In the entries below, find the lines with the word "title" and copy them.

-- Start --

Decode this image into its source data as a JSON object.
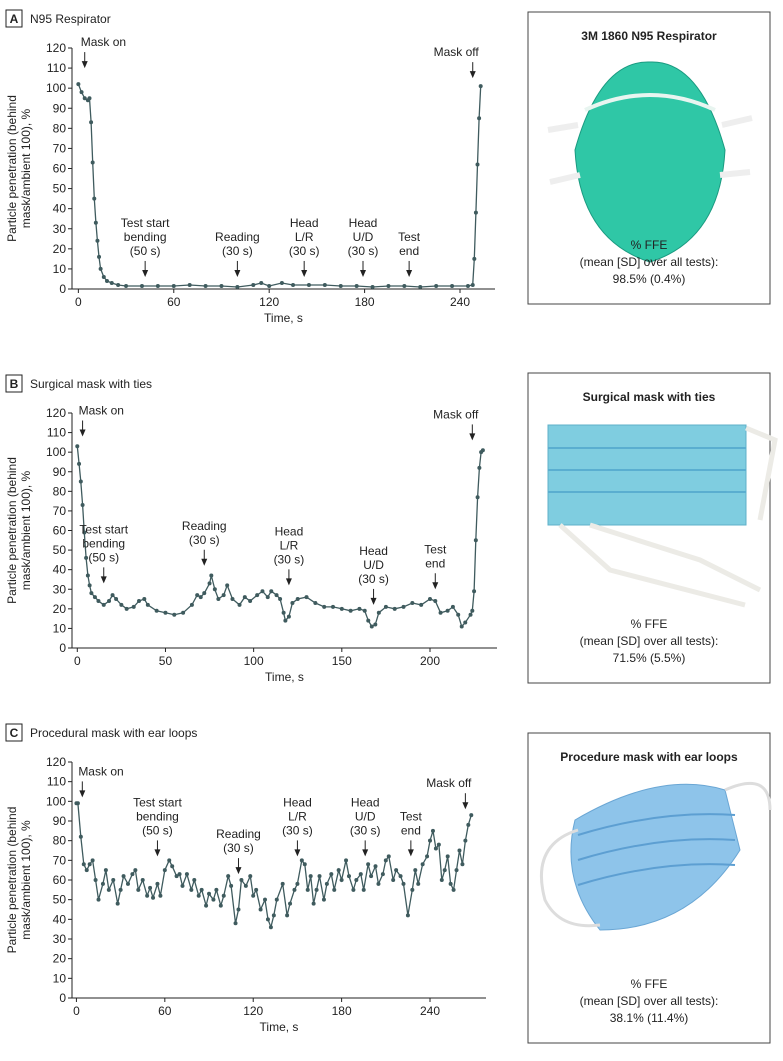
{
  "chart_data": [
    {
      "type": "line",
      "label": "A",
      "title": "N95 Respirator",
      "ylabel": [
        "Particle penetration (behind",
        "mask/ambient 100), %"
      ],
      "xlabel": "Time, s",
      "color": "#3f5b5e",
      "x": [
        0,
        2,
        4,
        6,
        7,
        8,
        9,
        10,
        11,
        12,
        13,
        14,
        16,
        18,
        21,
        25,
        30,
        40,
        50,
        60,
        70,
        80,
        90,
        100,
        110,
        115,
        120,
        128,
        135,
        145,
        155,
        165,
        175,
        185,
        195,
        205,
        215,
        225,
        235,
        245,
        248,
        249,
        250,
        251,
        252,
        253
      ],
      "values": [
        102,
        98,
        95,
        94,
        95,
        83,
        63,
        45,
        33,
        24,
        16,
        10,
        6,
        4,
        3,
        2,
        1.5,
        1.5,
        1.5,
        1.5,
        2,
        1.5,
        1.5,
        1,
        2,
        3,
        1.5,
        3,
        2,
        2,
        2,
        1.5,
        1.5,
        1,
        1.5,
        1.5,
        1,
        1.5,
        1.5,
        1.5,
        2,
        15,
        38,
        62,
        85,
        101
      ],
      "xlim": [
        -4,
        262
      ],
      "ylim": [
        0,
        120
      ],
      "xticks": [
        0,
        60,
        120,
        180,
        240
      ],
      "yticks": [
        0,
        10,
        20,
        30,
        40,
        50,
        60,
        70,
        80,
        90,
        100,
        110,
        120
      ],
      "annotations": [
        {
          "lines": [
            "Mask on"
          ],
          "x": 4,
          "y": 110
        },
        {
          "lines": [
            "Test start",
            "bending",
            "(50 s)"
          ],
          "x": 42,
          "y": 6
        },
        {
          "lines": [
            "Reading",
            "(30 s)"
          ],
          "x": 100,
          "y": 6
        },
        {
          "lines": [
            "Head",
            "L/R",
            "(30 s)"
          ],
          "x": 142,
          "y": 6
        },
        {
          "lines": [
            "Head",
            "U/D",
            "(30 s)"
          ],
          "x": 179,
          "y": 6
        },
        {
          "lines": [
            "Test",
            "end"
          ],
          "x": 208,
          "y": 6
        },
        {
          "lines": [
            "Mask off"
          ],
          "x": 248,
          "y": 105
        }
      ],
      "panel": {
        "title": "3M 1860 N95 Respirator",
        "ffe_label": "% FFE",
        "ffe_desc": "(mean [SD] over all tests):",
        "ffe_value": "98.5% (0.4%)"
      }
    },
    {
      "type": "line",
      "label": "B",
      "title": "Surgical mask with ties",
      "ylabel": [
        "Particle penetration (behind",
        "mask/ambient 100), %"
      ],
      "xlabel": "Time, s",
      "color": "#3f5b5e",
      "x": [
        0,
        1,
        2,
        3,
        4,
        5,
        6,
        7,
        8,
        10,
        12,
        15,
        18,
        20,
        22,
        25,
        28,
        32,
        35,
        38,
        40,
        45,
        50,
        55,
        60,
        65,
        68,
        70,
        72,
        75,
        76,
        78,
        80,
        83,
        85,
        88,
        92,
        95,
        98,
        102,
        105,
        108,
        110,
        113,
        115,
        117,
        118,
        120,
        122,
        125,
        130,
        135,
        140,
        145,
        150,
        155,
        160,
        163,
        165,
        167,
        169,
        171,
        175,
        180,
        185,
        190,
        195,
        200,
        203,
        206,
        210,
        213,
        216,
        218,
        220,
        223,
        224,
        225,
        226,
        227,
        228,
        229,
        230
      ],
      "values": [
        103,
        94,
        85,
        73,
        59,
        46,
        37,
        32,
        28,
        26,
        24,
        22,
        24,
        27,
        25,
        22,
        20,
        21,
        24,
        25,
        22,
        19,
        18,
        17,
        18,
        22,
        27,
        26,
        28,
        33,
        37,
        30,
        25,
        27,
        32,
        25,
        22,
        26,
        24,
        27,
        29,
        26,
        29,
        27,
        25,
        18,
        14,
        16,
        23,
        25,
        26,
        23,
        21,
        21,
        20,
        19,
        20,
        19,
        14,
        11,
        12,
        18,
        21,
        20,
        21,
        23,
        22,
        25,
        24,
        18,
        19,
        21,
        17,
        11,
        13,
        17,
        19,
        29,
        55,
        77,
        92,
        100,
        101
      ],
      "xlim": [
        -3,
        238
      ],
      "ylim": [
        0,
        120
      ],
      "xticks": [
        0,
        50,
        100,
        150,
        200
      ],
      "yticks": [
        0,
        10,
        20,
        30,
        40,
        50,
        60,
        70,
        80,
        90,
        100,
        110,
        120
      ],
      "annotations": [
        {
          "lines": [
            "Mask on"
          ],
          "x": 3,
          "y": 108
        },
        {
          "lines": [
            "Test start",
            "bending",
            "(50 s)"
          ],
          "x": 15,
          "y": 33
        },
        {
          "lines": [
            "Reading",
            "(30 s)"
          ],
          "x": 72,
          "y": 42
        },
        {
          "lines": [
            "Head",
            "L/R",
            "(30 s)"
          ],
          "x": 120,
          "y": 32
        },
        {
          "lines": [
            "Head",
            "U/D",
            "(30 s)"
          ],
          "x": 168,
          "y": 22
        },
        {
          "lines": [
            "Test",
            "end"
          ],
          "x": 203,
          "y": 30
        },
        {
          "lines": [
            "Mask off"
          ],
          "x": 224,
          "y": 106
        }
      ],
      "panel": {
        "title": "Surgical mask with ties",
        "ffe_label": "% FFE",
        "ffe_desc": "(mean [SD] over all tests):",
        "ffe_value": "71.5% (5.5%)"
      }
    },
    {
      "type": "line",
      "label": "C",
      "title": "Procedural mask with ear loops",
      "ylabel": [
        "Particle penetration (behind",
        "mask/ambient 100), %"
      ],
      "xlabel": "Time, s",
      "color": "#3f5b5e",
      "x": [
        0,
        1,
        3,
        5,
        7,
        9,
        11,
        13,
        15,
        18,
        20,
        22,
        25,
        28,
        30,
        32,
        35,
        38,
        40,
        42,
        45,
        48,
        50,
        52,
        55,
        57,
        60,
        63,
        65,
        68,
        70,
        72,
        75,
        78,
        80,
        83,
        85,
        88,
        90,
        93,
        95,
        98,
        100,
        103,
        105,
        108,
        110,
        112,
        115,
        118,
        120,
        122,
        125,
        128,
        130,
        132,
        134,
        136,
        140,
        143,
        145,
        148,
        150,
        153,
        155,
        157,
        159,
        161,
        163,
        165,
        168,
        170,
        173,
        175,
        178,
        180,
        183,
        185,
        188,
        190,
        193,
        195,
        198,
        200,
        203,
        205,
        208,
        210,
        212,
        215,
        217,
        220,
        222,
        225,
        228,
        230,
        232,
        235,
        238,
        240,
        242,
        244,
        246,
        248,
        250,
        252,
        254,
        256,
        258,
        260,
        262,
        264,
        266,
        268
      ],
      "values": [
        99,
        99,
        82,
        68,
        65,
        68,
        70,
        60,
        50,
        58,
        65,
        55,
        60,
        48,
        55,
        62,
        58,
        63,
        65,
        55,
        60,
        52,
        56,
        51,
        58,
        52,
        65,
        70,
        67,
        62,
        63,
        57,
        63,
        55,
        60,
        52,
        55,
        47,
        53,
        50,
        55,
        47,
        52,
        62,
        57,
        38,
        45,
        60,
        57,
        62,
        52,
        55,
        45,
        50,
        40,
        36,
        42,
        50,
        58,
        42,
        48,
        55,
        58,
        70,
        68,
        55,
        62,
        48,
        55,
        62,
        50,
        58,
        63,
        55,
        65,
        60,
        70,
        62,
        55,
        60,
        63,
        55,
        68,
        62,
        67,
        58,
        63,
        70,
        72,
        60,
        65,
        62,
        58,
        42,
        55,
        65,
        58,
        68,
        72,
        80,
        85,
        76,
        78,
        60,
        65,
        72,
        58,
        55,
        65,
        75,
        68,
        80,
        88,
        93
      ],
      "xlim": [
        -3,
        278
      ],
      "ylim": [
        0,
        120
      ],
      "xticks": [
        0,
        60,
        120,
        180,
        240
      ],
      "yticks": [
        0,
        10,
        20,
        30,
        40,
        50,
        60,
        70,
        80,
        90,
        100,
        110,
        120
      ],
      "annotations": [
        {
          "lines": [
            "Mask on"
          ],
          "x": 4,
          "y": 102
        },
        {
          "lines": [
            "Test start",
            "bending",
            "(50 s)"
          ],
          "x": 55,
          "y": 72
        },
        {
          "lines": [
            "Reading",
            "(30 s)"
          ],
          "x": 110,
          "y": 63
        },
        {
          "lines": [
            "Head",
            "L/R",
            "(30 s)"
          ],
          "x": 150,
          "y": 72
        },
        {
          "lines": [
            "Head",
            "U/D",
            "(30 s)"
          ],
          "x": 196,
          "y": 72
        },
        {
          "lines": [
            "Test",
            "end"
          ],
          "x": 227,
          "y": 72
        },
        {
          "lines": [
            "Mask off"
          ],
          "x": 264,
          "y": 96
        }
      ],
      "panel": {
        "title": "Procedure mask with ear loops",
        "ffe_label": "% FFE",
        "ffe_desc": "(mean [SD] over all tests):",
        "ffe_value": "38.1% (11.4%)"
      }
    }
  ]
}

-- End --

**TASK ANSWER**
      "title": "N95 Respirator",
        "title": "3M 1860 N95 Respirator",
      "title": "Surgical mask with ties",
        "title": "Surgical mask with ties",
      "title": "Procedural mask with ear loops",
        "title": "Procedure mask with ear loops",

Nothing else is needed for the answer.